Task directions | Print the entries verbatim, leaving out the images they contain.

# # #

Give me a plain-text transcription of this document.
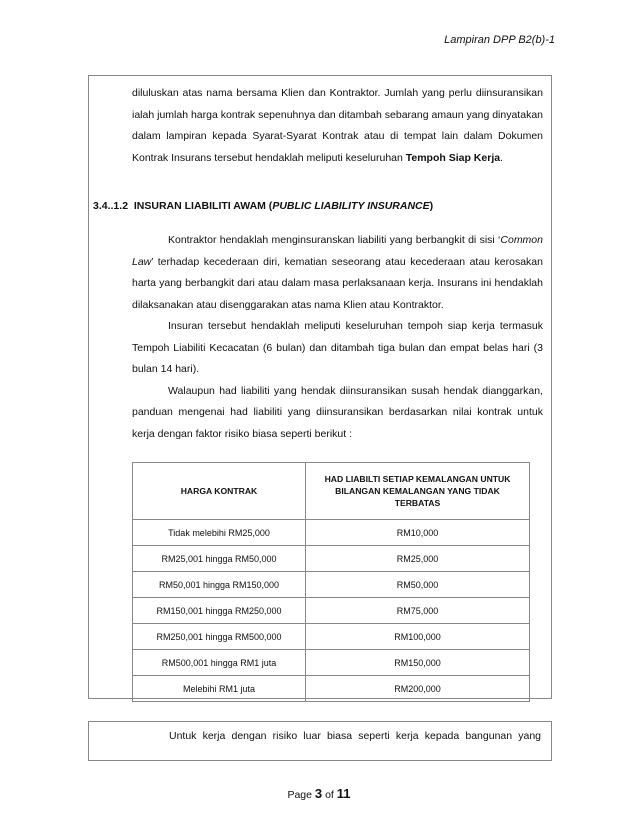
Lampiran DPP B2(b)-1

diluluskan atas nama bersama Klien dan Kontraktor. Jumlah yang perlu diinsuransikan ialah jumlah harga kontrak sepenuhnya dan ditambah sebarang amaun yang dinyatakan dalam lampiran kepada Syarat-Syarat Kontrak atau di tempat lain dalam Dokumen Kontrak Insurans tersebut hendaklah meliputi keseluruhan Tempoh Siap Kerja.

3.4..1.2 INSURAN LIABILITI AWAM (PUBLIC LIABILITY INSURANCE)

Kontraktor hendaklah menginsuranskan liabiliti yang berbangkit di sisi ‘Common Law’ terhadap kecederaan diri, kematian seseorang atau kecederaan atau kerosakan harta yang berbangkit dari atau dalam masa perlaksanaan kerja. Insurans ini hendaklah dilaksanakan atau disenggarakan atas nama Klien atau Kontraktor.

Insuran tersebut hendaklah meliputi keseluruhan tempoh siap kerja termasuk Tempoh Liabiliti Kecacatan (6 bulan) dan ditambah tiga bulan dan empat belas hari (3 bulan 14 hari).

Walaupun had liabiliti yang hendak diinsuransikan susah hendak dianggarkan, panduan mengenai had liabiliti yang diinsuransikan berdasarkan nilai kontrak untuk kerja dengan faktor risiko biasa seperti berikut :

HARGA KONTRAK	HAD LIABILTI SETIAP KEMALANGAN UNTUK BILANGAN KEMALANGAN YANG TIDAK TERBATAS
Tidak melebihi RM25,000	RM10,000
RM25,001 hingga RM50,000	RM25,000
RM50,001 hingga RM150,000	RM50,000
RM150,001 hingga RM250,000	RM75,000
RM250,001 hingga RM500,000	RM100,000
RM500,001 hingga RM1 juta	RM150,000
Melebihi RM1 juta	RM200,000
Untuk kerja dengan risiko luar biasa seperti kerja kepada bangunan yang
Page 3 of 11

# # #

Response to this task |
Give me a plain-text transcription of this document.
Lampiran DPP B2(b)-1

diluluskan atas nama bersama Klien dan Kontraktor. Jumlah yang perlu diinsuransikan ialah jumlah harga kontrak sepenuhnya dan ditambah sebarang amaun yang dinyatakan dalam lampiran kepada Syarat-Syarat Kontrak atau di tempat lain dalam Dokumen Kontrak Insurans tersebut hendaklah meliputi keseluruhan Tempoh Siap Kerja.

3.4..1.2 INSURAN LIABILITI AWAM (PUBLIC LIABILITY INSURANCE)

Kontraktor hendaklah menginsuranskan liabiliti yang berbangkit di sisi ‘Common Law’ terhadap kecederaan diri, kematian seseorang atau kecederaan atau kerosakan harta yang berbangkit dari atau dalam masa perlaksanaan kerja. Insurans ini hendaklah dilaksanakan atau disenggarakan atas nama Klien atau Kontraktor.

Insuran tersebut hendaklah meliputi keseluruhan tempoh siap kerja termasuk Tempoh Liabiliti Kecacatan (6 bulan) dan ditambah tiga bulan dan empat belas hari (3 bulan 14 hari).

Walaupun had liabiliti yang hendak diinsuransikan susah hendak dianggarkan, panduan mengenai had liabiliti yang diinsuransikan berdasarkan nilai kontrak untuk kerja dengan faktor risiko biasa seperti berikut :

HARGA KONTRAK	HAD LIABILTI SETIAP KEMALANGAN UNTUK BILANGAN KEMALANGAN YANG TIDAK TERBATAS
Tidak melebihi RM25,000	RM10,000
RM25,001 hingga RM50,000	RM25,000
RM50,001 hingga RM150,000	RM50,000
RM150,001 hingga RM250,000	RM75,000
RM250,001 hingga RM500,000	RM100,000
RM500,001 hingga RM1 juta	RM150,000
Melebihi RM1 juta	RM200,000
Untuk kerja dengan risiko luar biasa seperti kerja kepada bangunan yang
Page 3 of 11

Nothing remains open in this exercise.